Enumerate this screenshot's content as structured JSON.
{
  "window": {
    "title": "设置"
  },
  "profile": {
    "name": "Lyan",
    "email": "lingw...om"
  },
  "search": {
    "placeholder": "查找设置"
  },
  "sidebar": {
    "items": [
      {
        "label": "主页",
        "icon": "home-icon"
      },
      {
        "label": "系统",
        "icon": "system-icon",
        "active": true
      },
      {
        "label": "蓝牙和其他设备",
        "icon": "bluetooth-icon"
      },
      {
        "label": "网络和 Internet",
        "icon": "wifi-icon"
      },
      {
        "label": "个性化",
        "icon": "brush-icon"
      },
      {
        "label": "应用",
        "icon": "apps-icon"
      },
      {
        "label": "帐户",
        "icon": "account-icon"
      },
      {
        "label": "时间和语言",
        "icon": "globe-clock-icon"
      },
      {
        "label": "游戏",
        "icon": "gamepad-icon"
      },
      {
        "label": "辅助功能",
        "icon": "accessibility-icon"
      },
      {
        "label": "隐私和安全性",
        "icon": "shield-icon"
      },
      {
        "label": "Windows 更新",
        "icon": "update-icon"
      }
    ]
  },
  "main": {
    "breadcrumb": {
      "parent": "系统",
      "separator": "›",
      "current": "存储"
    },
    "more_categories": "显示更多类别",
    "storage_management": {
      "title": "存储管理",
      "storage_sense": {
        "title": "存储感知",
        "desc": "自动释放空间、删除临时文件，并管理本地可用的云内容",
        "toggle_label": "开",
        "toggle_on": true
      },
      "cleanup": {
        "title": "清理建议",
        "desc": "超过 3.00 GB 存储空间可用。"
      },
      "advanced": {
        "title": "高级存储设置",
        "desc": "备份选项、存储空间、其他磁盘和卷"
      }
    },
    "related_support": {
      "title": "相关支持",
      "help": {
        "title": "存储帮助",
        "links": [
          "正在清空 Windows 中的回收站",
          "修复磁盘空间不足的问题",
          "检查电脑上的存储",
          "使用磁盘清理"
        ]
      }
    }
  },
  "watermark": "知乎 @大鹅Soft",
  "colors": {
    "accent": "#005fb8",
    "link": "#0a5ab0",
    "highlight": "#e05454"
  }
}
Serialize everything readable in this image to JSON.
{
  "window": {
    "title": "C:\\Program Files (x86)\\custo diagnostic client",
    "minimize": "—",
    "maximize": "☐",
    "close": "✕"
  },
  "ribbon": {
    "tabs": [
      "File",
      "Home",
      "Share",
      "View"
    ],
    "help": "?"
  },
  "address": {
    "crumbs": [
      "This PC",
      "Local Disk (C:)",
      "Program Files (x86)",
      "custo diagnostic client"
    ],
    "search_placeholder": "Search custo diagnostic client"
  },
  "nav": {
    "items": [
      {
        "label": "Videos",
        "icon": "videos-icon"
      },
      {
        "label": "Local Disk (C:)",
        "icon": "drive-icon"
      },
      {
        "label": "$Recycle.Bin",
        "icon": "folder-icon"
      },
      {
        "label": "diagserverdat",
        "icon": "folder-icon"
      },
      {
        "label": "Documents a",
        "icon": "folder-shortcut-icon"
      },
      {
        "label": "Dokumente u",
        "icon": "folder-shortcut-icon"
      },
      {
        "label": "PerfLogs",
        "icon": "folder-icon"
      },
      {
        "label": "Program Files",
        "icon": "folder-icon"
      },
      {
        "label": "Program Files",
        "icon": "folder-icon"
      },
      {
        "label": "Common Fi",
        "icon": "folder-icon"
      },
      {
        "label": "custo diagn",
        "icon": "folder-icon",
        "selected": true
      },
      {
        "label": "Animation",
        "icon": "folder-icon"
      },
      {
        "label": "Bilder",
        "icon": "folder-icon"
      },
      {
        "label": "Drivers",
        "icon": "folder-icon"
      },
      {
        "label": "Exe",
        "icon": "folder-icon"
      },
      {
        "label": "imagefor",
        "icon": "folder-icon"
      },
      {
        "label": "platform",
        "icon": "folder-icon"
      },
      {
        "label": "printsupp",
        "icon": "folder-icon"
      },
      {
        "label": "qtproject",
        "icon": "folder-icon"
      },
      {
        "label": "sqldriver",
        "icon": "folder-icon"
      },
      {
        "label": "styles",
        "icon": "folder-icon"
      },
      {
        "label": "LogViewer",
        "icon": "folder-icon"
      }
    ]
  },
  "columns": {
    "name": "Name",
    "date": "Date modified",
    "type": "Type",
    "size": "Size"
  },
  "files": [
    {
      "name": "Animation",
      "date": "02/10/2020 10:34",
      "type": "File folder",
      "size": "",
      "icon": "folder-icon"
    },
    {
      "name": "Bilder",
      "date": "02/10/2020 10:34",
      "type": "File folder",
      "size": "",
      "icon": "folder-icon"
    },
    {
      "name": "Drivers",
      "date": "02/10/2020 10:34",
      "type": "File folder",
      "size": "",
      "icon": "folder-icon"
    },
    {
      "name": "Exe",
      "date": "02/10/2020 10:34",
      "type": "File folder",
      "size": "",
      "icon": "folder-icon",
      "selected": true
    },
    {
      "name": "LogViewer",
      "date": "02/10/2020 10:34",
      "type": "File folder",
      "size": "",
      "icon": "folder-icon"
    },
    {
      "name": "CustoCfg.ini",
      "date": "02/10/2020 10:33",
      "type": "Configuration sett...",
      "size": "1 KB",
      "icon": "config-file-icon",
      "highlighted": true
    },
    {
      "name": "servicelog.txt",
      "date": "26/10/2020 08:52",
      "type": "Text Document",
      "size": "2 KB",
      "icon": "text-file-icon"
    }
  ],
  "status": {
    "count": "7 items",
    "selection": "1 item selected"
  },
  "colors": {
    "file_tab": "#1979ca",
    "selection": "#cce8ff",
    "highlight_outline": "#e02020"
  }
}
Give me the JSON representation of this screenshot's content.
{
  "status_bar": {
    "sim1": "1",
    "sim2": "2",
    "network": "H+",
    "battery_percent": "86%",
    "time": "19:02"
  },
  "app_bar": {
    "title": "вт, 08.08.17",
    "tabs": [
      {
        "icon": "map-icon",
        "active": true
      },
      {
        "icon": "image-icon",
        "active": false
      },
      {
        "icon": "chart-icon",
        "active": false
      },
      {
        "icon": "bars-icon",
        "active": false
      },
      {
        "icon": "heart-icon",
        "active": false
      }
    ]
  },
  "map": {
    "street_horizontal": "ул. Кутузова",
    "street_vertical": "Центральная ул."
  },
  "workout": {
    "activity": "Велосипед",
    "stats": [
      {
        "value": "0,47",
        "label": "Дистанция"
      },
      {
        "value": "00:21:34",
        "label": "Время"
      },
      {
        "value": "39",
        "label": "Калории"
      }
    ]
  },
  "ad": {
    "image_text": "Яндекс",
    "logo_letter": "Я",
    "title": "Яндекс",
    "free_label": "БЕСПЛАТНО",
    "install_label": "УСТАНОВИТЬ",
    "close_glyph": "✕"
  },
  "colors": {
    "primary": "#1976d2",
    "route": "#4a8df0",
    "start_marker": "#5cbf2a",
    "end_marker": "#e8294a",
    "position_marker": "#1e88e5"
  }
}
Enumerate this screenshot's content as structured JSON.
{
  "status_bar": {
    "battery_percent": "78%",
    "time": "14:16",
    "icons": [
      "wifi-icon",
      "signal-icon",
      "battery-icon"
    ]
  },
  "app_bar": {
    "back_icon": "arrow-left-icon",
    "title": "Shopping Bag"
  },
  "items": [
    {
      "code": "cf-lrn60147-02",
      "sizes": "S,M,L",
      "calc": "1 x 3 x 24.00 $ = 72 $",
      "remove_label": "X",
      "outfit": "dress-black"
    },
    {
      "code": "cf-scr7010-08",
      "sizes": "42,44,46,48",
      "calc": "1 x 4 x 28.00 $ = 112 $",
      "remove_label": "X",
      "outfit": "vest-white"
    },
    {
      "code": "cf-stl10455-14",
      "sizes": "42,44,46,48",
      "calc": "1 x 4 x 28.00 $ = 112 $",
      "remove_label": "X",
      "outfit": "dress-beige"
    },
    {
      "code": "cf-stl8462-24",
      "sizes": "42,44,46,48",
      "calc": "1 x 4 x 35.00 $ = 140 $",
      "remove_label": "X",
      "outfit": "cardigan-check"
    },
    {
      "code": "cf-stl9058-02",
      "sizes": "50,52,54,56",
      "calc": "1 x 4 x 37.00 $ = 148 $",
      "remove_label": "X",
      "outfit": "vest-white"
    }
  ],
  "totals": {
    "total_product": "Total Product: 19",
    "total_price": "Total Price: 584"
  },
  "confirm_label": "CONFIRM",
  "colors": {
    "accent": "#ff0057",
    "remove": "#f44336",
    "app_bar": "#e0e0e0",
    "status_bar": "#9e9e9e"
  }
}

▬▬▬▬▬▬

**EXERCISE TASK:** Among the entries above, how many lines hold the word "title"? Reply with only that number.

**EXERCISE RESPONSE:** 11